:: DIRECTIONS ::
Pick out every line with the word "icon" and copy it.
/---
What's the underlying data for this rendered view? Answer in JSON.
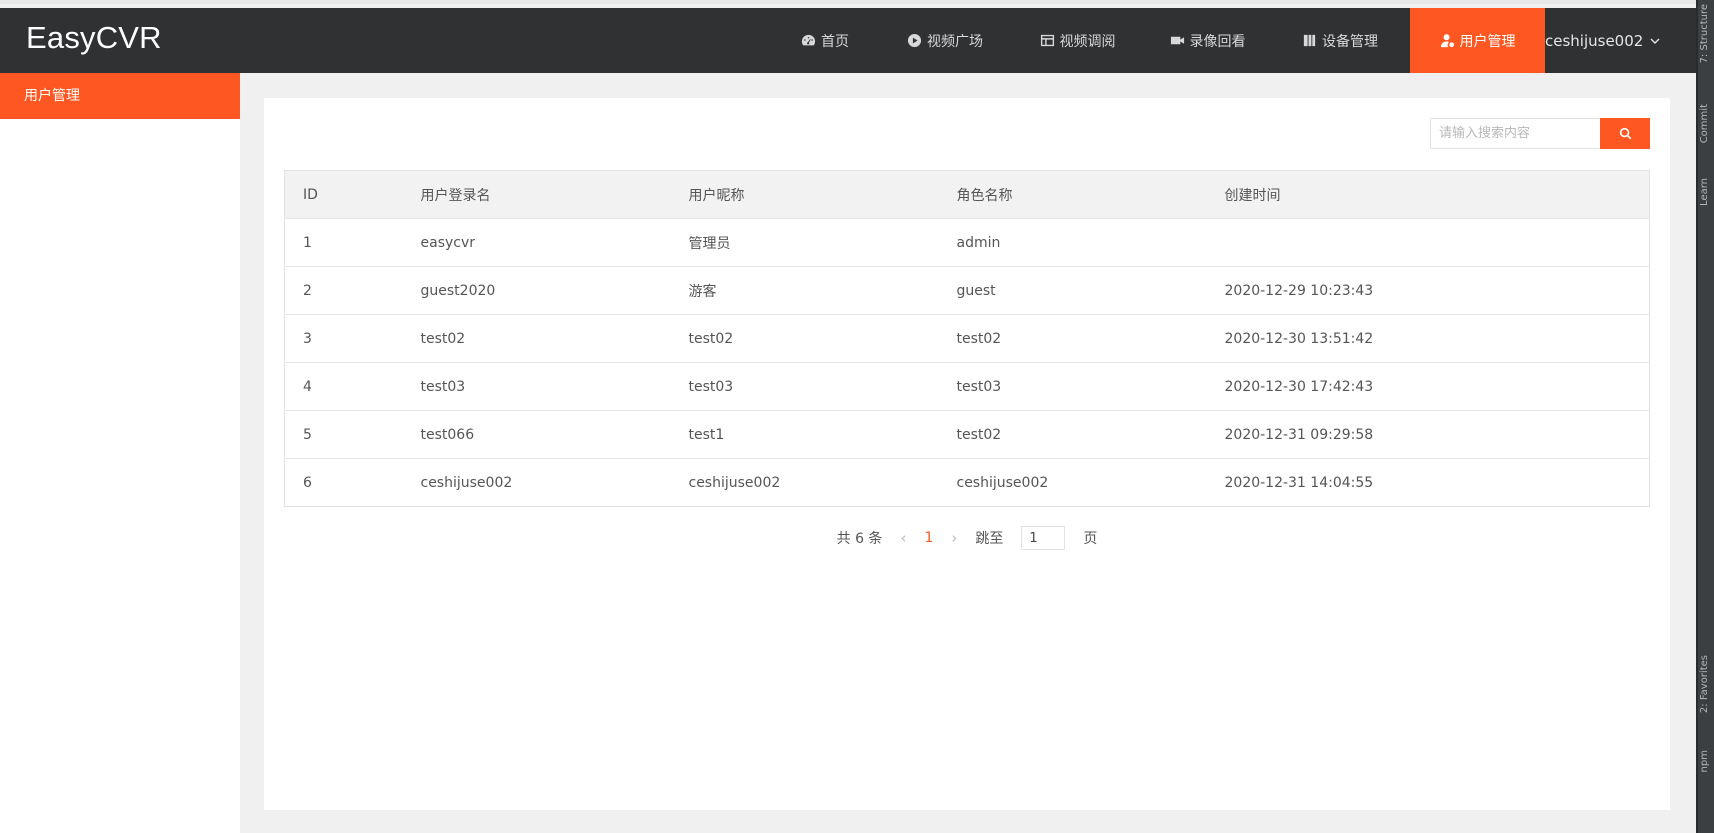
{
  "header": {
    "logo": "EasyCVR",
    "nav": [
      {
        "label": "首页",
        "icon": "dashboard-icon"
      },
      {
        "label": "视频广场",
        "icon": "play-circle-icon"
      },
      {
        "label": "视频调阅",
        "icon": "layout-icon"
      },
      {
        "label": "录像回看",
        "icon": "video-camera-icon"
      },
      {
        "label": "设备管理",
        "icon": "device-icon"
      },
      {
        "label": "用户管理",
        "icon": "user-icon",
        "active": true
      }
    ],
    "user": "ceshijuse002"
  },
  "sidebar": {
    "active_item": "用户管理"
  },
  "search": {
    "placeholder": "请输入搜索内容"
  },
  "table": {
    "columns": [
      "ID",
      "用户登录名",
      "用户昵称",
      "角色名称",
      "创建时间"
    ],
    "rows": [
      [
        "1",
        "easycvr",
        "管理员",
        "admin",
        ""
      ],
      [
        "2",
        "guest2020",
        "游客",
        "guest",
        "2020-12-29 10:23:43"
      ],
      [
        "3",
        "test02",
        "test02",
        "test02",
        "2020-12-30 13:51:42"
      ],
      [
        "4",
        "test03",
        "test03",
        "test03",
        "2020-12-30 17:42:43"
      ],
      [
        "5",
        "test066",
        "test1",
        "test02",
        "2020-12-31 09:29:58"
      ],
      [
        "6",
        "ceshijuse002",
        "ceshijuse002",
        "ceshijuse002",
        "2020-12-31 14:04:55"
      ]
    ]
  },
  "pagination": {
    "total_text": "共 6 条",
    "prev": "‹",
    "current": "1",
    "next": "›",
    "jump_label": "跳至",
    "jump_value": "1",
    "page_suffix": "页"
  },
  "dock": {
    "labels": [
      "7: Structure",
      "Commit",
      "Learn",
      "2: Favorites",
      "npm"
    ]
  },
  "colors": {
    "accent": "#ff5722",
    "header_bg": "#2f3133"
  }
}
\---
:: RESULT OF THE TASK ::
        "icon": "dashboard-icon"
        "icon": "play-circle-icon"
        "icon": "layout-icon"
        "icon": "video-camera-icon"
        "icon": "device-icon"
        "icon": "user-icon",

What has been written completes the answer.